§ **Task to carry out**: Repeat, exactly and in full, the lines of the listing below, but without any pictures.

Data entries:
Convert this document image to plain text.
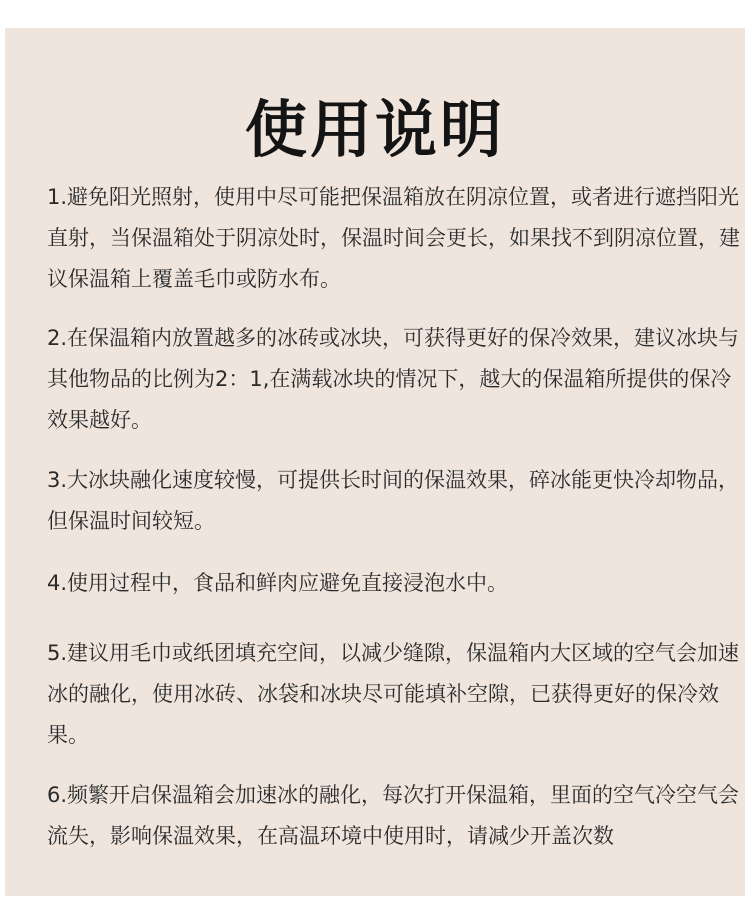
使用说明

1.避免阳光照射，使用中尽可能把保温箱放在阴凉位置，或者进行遮挡阳光直射，当保温箱处于阴凉处时，保温时间会更长，如果找不到阴凉位置，建议保温箱上覆盖毛巾或防水布。

2.在保温箱内放置越多的冰砖或冰块，可获得更好的保冷效果，建议冰块与其他物品的比例为2：1,在满载冰块的情况下，越大的保温箱所提供的保冷效果越好。

3.大冰块融化速度较慢，可提供长时间的保温效果，碎冰能更快冷却物品，但保温时间较短。

4.使用过程中，食品和鲜肉应避免直接浸泡水中。

5.建议用毛巾或纸团填充空间，以减少缝隙，保温箱内大区域的空气会加速冰的融化，使用冰砖、冰袋和冰块尽可能填补空隙，已获得更好的保冷效果。

6.频繁开启保温箱会加速冰的融化，每次打开保温箱，里面的空气冷空气会流失，影响保温效果，在高温环境中使用时，请减少开盖次数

§ **Worked solution**:
Convert this document image to plain text.
使用说明

1.避免阳光照射，使用中尽可能把保温箱放在阴凉位置，或者进行遮挡阳光直射，当保温箱处于阴凉处时，保温时间会更长，如果找不到阴凉位置，建议保温箱上覆盖毛巾或防水布。

2.在保温箱内放置越多的冰砖或冰块，可获得更好的保冷效果，建议冰块与其他物品的比例为2：1,在满载冰块的情况下，越大的保温箱所提供的保冷效果越好。

3.大冰块融化速度较慢，可提供长时间的保温效果，碎冰能更快冷却物品，但保温时间较短。

4.使用过程中，食品和鲜肉应避免直接浸泡水中。

5.建议用毛巾或纸团填充空间，以减少缝隙，保温箱内大区域的空气会加速冰的融化，使用冰砖、冰袋和冰块尽可能填补空隙，已获得更好的保冷效果。

6.频繁开启保温箱会加速冰的融化，每次打开保温箱，里面的空气冷空气会流失，影响保温效果，在高温环境中使用时，请减少开盖次数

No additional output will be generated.